Goal: Copy every entry exactly as given, minus the images.
## begin
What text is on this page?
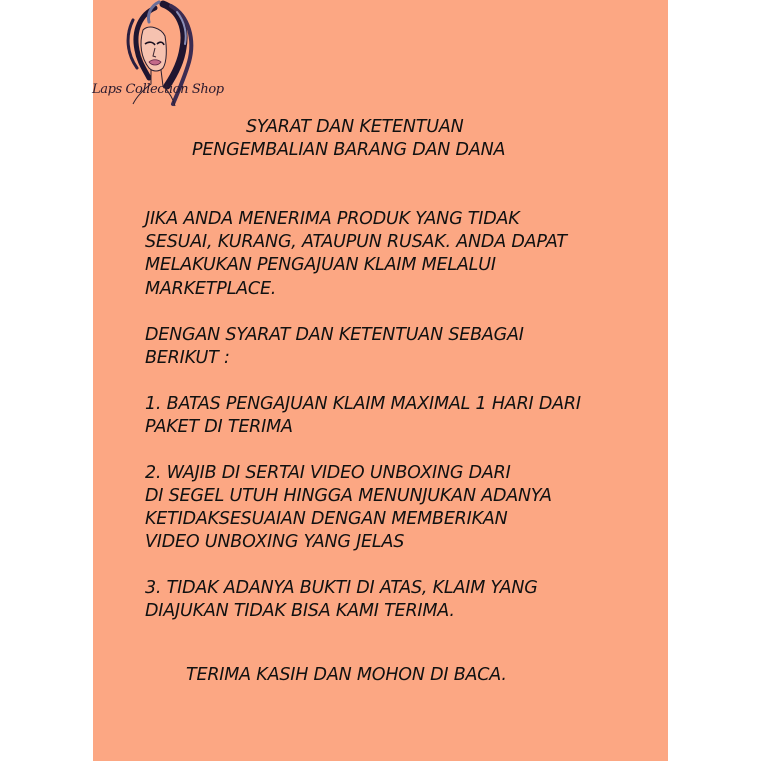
Laps Collection Shop

SYARAT DAN KETENTUAN

PENGEMBALIAN BARANG DAN DANA

JIKA ANDA MENERIMA PRODUK YANG TIDAK

SESUAI, KURANG, ATAUPUN RUSAK. ANDA DAPAT

MELAKUKAN PENGAJUAN KLAIM MELALUI

MARKETPLACE.

DENGAN SYARAT DAN KETENTUAN SEBAGAI

BERIKUT :

1. BATAS PENGAJUAN KLAIM MAXIMAL 1 HARI DARI

PAKET DI TERIMA

2. WAJIB DI SERTAI VIDEO UNBOXING DARI

DI SEGEL UTUH HINGGA MENUNJUKAN ADANYA

KETIDAKSESUAIAN DENGAN MEMBERIKAN

VIDEO UNBOXING YANG JELAS

3. TIDAK ADANYA BUKTI DI ATAS, KLAIM YANG

DIAJUKAN TIDAK BISA KAMI TERIMA.

TERIMA KASIH DAN MOHON DI BACA.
## end
Written solution:
What text is on this page?
Laps Collection Shop

SYARAT DAN KETENTUAN

PENGEMBALIAN BARANG DAN DANA

JIKA ANDA MENERIMA PRODUK YANG TIDAK

SESUAI, KURANG, ATAUPUN RUSAK. ANDA DAPAT

MELAKUKAN PENGAJUAN KLAIM MELALUI

MARKETPLACE.

DENGAN SYARAT DAN KETENTUAN SEBAGAI

BERIKUT :

1. BATAS PENGAJUAN KLAIM MAXIMAL 1 HARI DARI

PAKET DI TERIMA

2. WAJIB DI SERTAI VIDEO UNBOXING DARI

DI SEGEL UTUH HINGGA MENUNJUKAN ADANYA

KETIDAKSESUAIAN DENGAN MEMBERIKAN

VIDEO UNBOXING YANG JELAS

3. TIDAK ADANYA BUKTI DI ATAS, KLAIM YANG

DIAJUKAN TIDAK BISA KAMI TERIMA.

TERIMA KASIH DAN MOHON DI BACA.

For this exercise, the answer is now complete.